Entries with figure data
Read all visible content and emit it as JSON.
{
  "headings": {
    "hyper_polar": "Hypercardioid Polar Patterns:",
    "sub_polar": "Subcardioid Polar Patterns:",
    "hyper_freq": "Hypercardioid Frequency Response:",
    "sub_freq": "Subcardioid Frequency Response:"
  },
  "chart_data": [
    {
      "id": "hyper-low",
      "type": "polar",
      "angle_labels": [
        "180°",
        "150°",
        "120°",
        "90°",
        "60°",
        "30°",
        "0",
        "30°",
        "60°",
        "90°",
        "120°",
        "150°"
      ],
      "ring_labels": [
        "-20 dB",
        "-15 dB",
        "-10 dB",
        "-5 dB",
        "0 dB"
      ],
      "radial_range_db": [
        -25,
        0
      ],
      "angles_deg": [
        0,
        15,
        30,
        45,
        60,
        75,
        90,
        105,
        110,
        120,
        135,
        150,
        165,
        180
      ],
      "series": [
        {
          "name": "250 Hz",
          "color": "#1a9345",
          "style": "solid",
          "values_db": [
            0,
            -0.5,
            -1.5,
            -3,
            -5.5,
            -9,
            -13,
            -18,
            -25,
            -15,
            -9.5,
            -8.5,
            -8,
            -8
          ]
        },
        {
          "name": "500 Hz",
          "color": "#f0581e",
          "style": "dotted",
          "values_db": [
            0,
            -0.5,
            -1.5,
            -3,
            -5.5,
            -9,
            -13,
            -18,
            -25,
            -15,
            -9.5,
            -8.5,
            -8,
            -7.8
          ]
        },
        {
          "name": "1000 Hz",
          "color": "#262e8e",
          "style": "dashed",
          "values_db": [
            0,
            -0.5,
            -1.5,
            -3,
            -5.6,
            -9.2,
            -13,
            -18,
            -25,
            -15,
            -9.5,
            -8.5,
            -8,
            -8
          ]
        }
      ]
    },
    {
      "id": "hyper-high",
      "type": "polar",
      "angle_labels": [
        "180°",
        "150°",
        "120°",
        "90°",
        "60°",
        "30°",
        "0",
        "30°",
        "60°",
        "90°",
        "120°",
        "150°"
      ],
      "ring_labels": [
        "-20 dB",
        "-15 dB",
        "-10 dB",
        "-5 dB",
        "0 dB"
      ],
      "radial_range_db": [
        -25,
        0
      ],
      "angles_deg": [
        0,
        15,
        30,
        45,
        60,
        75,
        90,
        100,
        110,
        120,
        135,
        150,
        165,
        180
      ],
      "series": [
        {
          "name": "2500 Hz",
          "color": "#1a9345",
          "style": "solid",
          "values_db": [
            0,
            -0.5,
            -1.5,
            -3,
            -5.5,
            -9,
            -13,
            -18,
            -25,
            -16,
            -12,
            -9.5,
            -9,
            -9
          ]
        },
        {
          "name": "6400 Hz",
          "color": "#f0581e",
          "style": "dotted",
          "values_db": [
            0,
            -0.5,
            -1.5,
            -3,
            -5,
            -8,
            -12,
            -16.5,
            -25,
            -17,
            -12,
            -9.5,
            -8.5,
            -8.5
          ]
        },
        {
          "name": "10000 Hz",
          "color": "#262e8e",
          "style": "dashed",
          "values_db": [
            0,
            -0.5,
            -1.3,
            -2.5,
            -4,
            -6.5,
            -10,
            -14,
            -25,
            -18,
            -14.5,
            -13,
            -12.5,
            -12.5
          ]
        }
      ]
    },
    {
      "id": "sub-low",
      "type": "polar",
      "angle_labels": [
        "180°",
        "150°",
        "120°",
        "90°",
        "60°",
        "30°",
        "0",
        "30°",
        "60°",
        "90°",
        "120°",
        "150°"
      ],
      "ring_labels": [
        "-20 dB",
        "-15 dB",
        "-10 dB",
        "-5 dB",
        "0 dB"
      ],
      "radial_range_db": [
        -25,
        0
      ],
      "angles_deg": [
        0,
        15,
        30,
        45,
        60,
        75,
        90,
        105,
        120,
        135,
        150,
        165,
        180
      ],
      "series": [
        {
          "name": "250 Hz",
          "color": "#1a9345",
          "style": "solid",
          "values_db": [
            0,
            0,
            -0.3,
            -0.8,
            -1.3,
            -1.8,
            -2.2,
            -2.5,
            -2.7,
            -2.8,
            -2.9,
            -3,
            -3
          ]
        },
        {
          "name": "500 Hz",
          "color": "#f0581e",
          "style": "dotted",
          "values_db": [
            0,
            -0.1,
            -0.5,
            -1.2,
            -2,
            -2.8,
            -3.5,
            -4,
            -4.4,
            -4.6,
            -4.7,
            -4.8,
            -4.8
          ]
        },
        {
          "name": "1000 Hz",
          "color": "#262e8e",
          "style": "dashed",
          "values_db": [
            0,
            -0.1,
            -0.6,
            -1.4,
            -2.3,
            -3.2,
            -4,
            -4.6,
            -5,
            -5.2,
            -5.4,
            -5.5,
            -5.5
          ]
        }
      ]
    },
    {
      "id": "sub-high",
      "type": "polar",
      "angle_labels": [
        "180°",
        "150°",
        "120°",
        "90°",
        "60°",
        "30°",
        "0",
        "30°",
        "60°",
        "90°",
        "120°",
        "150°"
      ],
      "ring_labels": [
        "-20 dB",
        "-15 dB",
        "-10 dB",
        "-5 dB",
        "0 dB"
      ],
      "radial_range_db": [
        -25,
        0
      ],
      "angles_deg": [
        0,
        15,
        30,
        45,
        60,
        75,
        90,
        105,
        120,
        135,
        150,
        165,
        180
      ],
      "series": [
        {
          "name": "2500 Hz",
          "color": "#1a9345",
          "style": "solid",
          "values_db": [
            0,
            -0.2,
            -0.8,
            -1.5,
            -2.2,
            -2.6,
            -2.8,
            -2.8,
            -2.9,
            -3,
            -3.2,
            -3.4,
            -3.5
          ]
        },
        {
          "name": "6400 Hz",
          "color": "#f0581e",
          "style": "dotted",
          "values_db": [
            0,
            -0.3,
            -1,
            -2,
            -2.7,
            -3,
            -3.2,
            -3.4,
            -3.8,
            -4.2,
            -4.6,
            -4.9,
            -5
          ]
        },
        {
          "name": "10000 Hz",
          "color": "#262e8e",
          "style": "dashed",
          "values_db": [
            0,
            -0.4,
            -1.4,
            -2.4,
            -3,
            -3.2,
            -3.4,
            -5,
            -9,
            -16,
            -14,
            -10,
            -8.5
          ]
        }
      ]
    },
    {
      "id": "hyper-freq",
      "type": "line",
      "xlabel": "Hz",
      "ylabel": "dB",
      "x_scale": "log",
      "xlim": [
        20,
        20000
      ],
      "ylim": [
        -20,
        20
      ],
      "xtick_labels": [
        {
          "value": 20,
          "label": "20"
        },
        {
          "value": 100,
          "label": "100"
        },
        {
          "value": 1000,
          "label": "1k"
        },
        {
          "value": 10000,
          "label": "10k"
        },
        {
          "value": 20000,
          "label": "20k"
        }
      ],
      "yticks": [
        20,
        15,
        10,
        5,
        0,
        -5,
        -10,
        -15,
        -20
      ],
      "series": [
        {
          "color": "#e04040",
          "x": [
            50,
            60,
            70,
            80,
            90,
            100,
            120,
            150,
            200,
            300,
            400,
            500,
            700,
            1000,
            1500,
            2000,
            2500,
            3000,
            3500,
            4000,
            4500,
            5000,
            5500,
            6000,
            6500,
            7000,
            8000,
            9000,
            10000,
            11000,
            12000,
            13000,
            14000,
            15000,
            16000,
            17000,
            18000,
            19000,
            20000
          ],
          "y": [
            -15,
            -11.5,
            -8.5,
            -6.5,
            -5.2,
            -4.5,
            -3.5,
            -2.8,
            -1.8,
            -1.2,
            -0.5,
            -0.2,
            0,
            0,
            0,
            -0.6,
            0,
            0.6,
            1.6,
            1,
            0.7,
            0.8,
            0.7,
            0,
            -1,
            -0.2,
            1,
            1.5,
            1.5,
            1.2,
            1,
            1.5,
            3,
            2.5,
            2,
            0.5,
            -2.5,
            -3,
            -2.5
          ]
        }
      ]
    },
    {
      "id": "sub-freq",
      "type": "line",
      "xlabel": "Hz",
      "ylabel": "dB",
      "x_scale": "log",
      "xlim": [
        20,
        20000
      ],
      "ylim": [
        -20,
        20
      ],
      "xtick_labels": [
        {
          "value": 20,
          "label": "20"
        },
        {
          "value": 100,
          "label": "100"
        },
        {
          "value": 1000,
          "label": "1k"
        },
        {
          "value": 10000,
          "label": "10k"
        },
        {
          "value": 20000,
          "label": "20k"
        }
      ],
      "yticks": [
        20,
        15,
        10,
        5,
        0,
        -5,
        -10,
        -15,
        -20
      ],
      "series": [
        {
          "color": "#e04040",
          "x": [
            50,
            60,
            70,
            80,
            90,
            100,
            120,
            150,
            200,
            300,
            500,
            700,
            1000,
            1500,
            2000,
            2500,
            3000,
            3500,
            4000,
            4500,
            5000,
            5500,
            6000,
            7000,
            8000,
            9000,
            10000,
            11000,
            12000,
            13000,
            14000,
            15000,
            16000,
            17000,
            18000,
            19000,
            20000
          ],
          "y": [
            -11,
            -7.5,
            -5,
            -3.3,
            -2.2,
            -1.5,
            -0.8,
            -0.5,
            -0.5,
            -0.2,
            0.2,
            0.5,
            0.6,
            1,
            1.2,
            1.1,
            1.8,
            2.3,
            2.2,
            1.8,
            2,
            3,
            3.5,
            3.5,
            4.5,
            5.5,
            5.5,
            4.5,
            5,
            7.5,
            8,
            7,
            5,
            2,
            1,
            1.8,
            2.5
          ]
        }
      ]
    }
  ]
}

**Your objective:** Copy each line that holds the word "Hypercardioid".

**Final result:**
    "hyper_polar": "Hypercardioid Polar Patterns:",
    "hyper_freq": "Hypercardioid Frequency Response:",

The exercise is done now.